## AIM OF THE EXERCISE
Give the data below again exactly as written, without its pictures.

[start]

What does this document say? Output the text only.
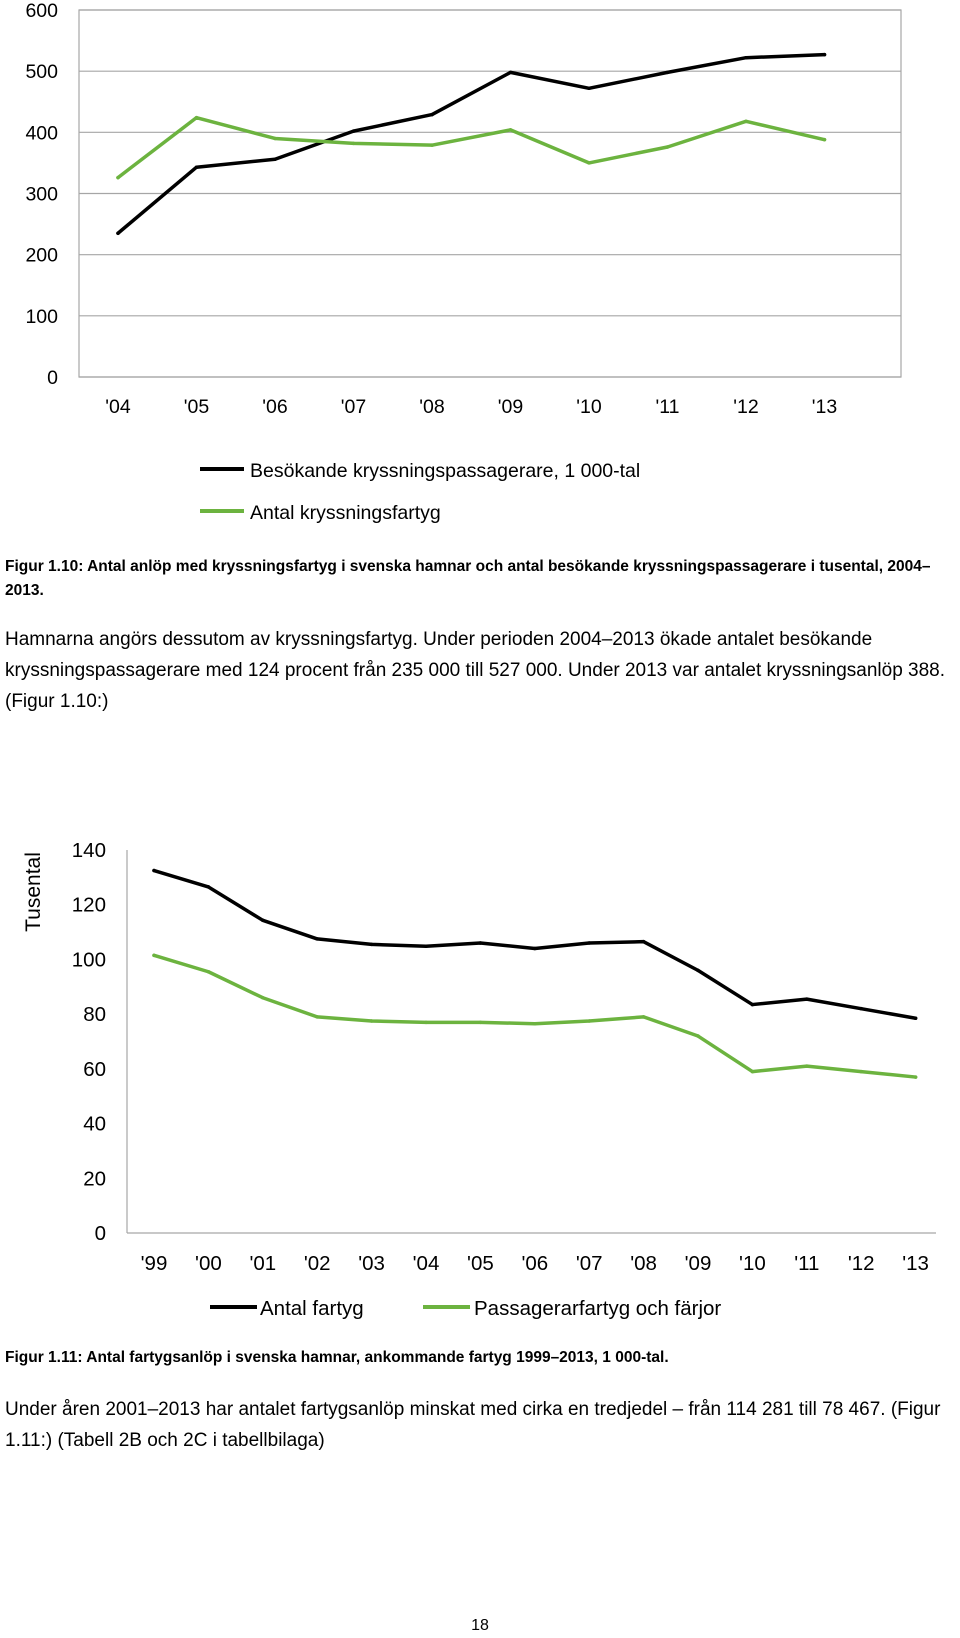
0
100
200
300
400
500
600
'04	'05	'06	'07	'08	'09	'10	'11	'12	'13
Besökande kryssningspassagerare, 1 000-tal
Antal kryssningsfartyg

Figur 1.10: Antal anlöp med kryssningsfartyg i svenska hamnar och antal besökande kryssningspassagerare i tusental, 2004–2013.

Hamnarna angörs dessutom av kryssningsfartyg. Under perioden 2004–2013 ökade antalet besökande kryssningspassagerare med 124 procent från 235 000 till 527 000. Under 2013 var antalet kryssningsanlöp 388. (Figur 1.10:)

Tusental
0
20
40
60
80
100
120
140
'99 '00 '01 '02 '03 '04 '05 '06 '07 '08 '09 '10 '11 '12 '13
Antal fartyg	Passagerarfartyg och färjor

Figur 1.11: Antal fartygsanlöp i svenska hamnar, ankommande fartyg 1999–2013, 1 000-tal.

Under åren 2001–2013 har antalet fartygsanlöp minskat med cirka en tredjedel – från 114 281 till 78 467. (Figur 1.11:) (Tabell 2B och 2C i tabellbilaga)

18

[end]

## FULL SOLUTION
What does this document say? Output the text only.
0
100
200
300
400
500
600
'04	'05	'06	'07	'08	'09	'10	'11	'12	'13
Besökande kryssningspassagerare, 1 000-tal
Antal kryssningsfartyg

Figur 1.10: Antal anlöp med kryssningsfartyg i svenska hamnar och antal besökande kryssningspassagerare i tusental, 2004–2013.

Hamnarna angörs dessutom av kryssningsfartyg. Under perioden 2004–2013 ökade antalet besökande kryssningspassagerare med 124 procent från 235 000 till 527 000. Under 2013 var antalet kryssningsanlöp 388. (Figur 1.10:)

Tusental
0
20
40
60
80
100
120
140
'99 '00 '01 '02 '03 '04 '05 '06 '07 '08 '09 '10 '11 '12 '13
Antal fartyg	Passagerarfartyg och färjor

Figur 1.11: Antal fartygsanlöp i svenska hamnar, ankommande fartyg 1999–2013, 1 000-tal.

Under åren 2001–2013 har antalet fartygsanlöp minskat med cirka en tredjedel – från 114 281 till 78 467. (Figur 1.11:) (Tabell 2B och 2C i tabellbilaga)

18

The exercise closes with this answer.